⟨
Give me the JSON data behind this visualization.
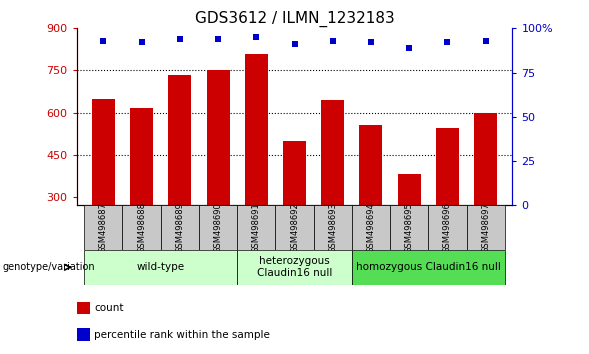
{
  "title": "GDS3612 / ILMN_1232183",
  "samples": [
    "GSM498687",
    "GSM498688",
    "GSM498689",
    "GSM498690",
    "GSM498691",
    "GSM498692",
    "GSM498693",
    "GSM498694",
    "GSM498695",
    "GSM498696",
    "GSM498697"
  ],
  "bar_values": [
    650,
    615,
    735,
    750,
    810,
    500,
    645,
    555,
    380,
    545,
    600
  ],
  "dot_values": [
    93,
    92,
    94,
    94,
    95,
    91,
    93,
    92,
    89,
    92,
    93
  ],
  "bar_color": "#cc0000",
  "dot_color": "#0000cc",
  "ylim_left": [
    270,
    900
  ],
  "ylim_right": [
    0,
    100
  ],
  "yticks_left": [
    300,
    450,
    600,
    750,
    900
  ],
  "yticks_right": [
    0,
    25,
    50,
    75,
    100
  ],
  "grid_values": [
    450,
    600,
    750
  ],
  "group_defs": [
    {
      "start": 0,
      "end": 3,
      "label": "wild-type",
      "color": "#ccffcc"
    },
    {
      "start": 4,
      "end": 6,
      "label": "heterozygous\nClaudin16 null",
      "color": "#ccffcc"
    },
    {
      "start": 7,
      "end": 10,
      "label": "homozygous Claudin16 null",
      "color": "#55dd55"
    }
  ],
  "legend_items": [
    {
      "label": "count",
      "color": "#cc0000"
    },
    {
      "label": "percentile rank within the sample",
      "color": "#0000cc"
    }
  ],
  "genotype_label": "genotype/variation",
  "bar_color_sample": "#c8c8c8",
  "bar_width": 0.6,
  "title_fontsize": 11,
  "tick_fontsize": 8,
  "sample_fontsize": 6,
  "group_fontsize": 7.5,
  "legend_fontsize": 7.5
}
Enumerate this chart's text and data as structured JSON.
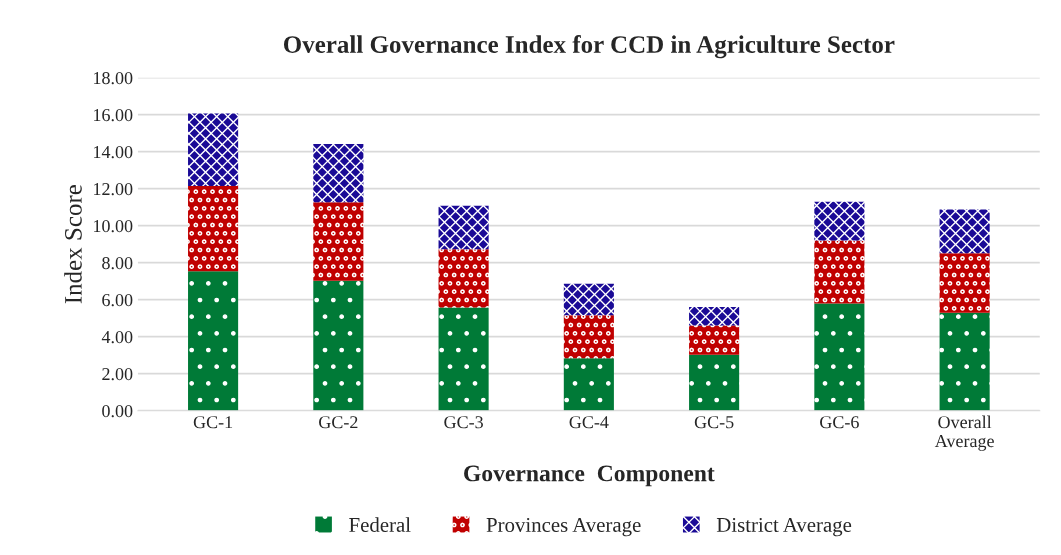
{
  "chart_data": {
    "type": "bar",
    "title": "Overall Governance Index for CCD in Agriculture Sector",
    "xlabel": "Governance  Component",
    "ylabel": "Index Score",
    "categories": [
      "GC-1",
      "GC-2",
      "GC-3",
      "GC-4",
      "GC-5",
      "GC-6",
      "Overall\nAverage"
    ],
    "stacked": true,
    "series": [
      {
        "name": "Federal",
        "color": "#007a37",
        "values": [
          7.54,
          7.02,
          5.58,
          2.84,
          3.02,
          5.8,
          5.29
        ]
      },
      {
        "name": "Provinces Average",
        "color": "#c00000",
        "values": [
          4.61,
          4.25,
          3.15,
          2.32,
          1.59,
          3.4,
          3.22
        ]
      },
      {
        "name": "District Average",
        "color": "#1a0a96",
        "values": [
          3.91,
          3.14,
          2.35,
          1.7,
          0.99,
          2.1,
          2.36
        ]
      }
    ],
    "ylim": [
      0,
      18
    ],
    "yticks": [
      {
        "value": 0,
        "label": "0.00"
      },
      {
        "value": 2,
        "label": "2.00"
      },
      {
        "value": 4,
        "label": "4.00"
      },
      {
        "value": 6,
        "label": "6.00"
      },
      {
        "value": 8,
        "label": "8.00"
      },
      {
        "value": 10,
        "label": "10.00"
      },
      {
        "value": 12,
        "label": "12.00"
      },
      {
        "value": 14,
        "label": "14.00"
      },
      {
        "value": 16,
        "label": "16.00"
      },
      {
        "value": 18,
        "label": "18.00"
      }
    ],
    "grid": "y",
    "legend": "bottom"
  }
}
⟩
**EXERCISE PROMPT**
Find all lines with "this" in them and copy each one.

**COMPLETE RESPONSE**
Give me the JSON data behind this visualization.
Enumerate this chart's text and data as structured JSON.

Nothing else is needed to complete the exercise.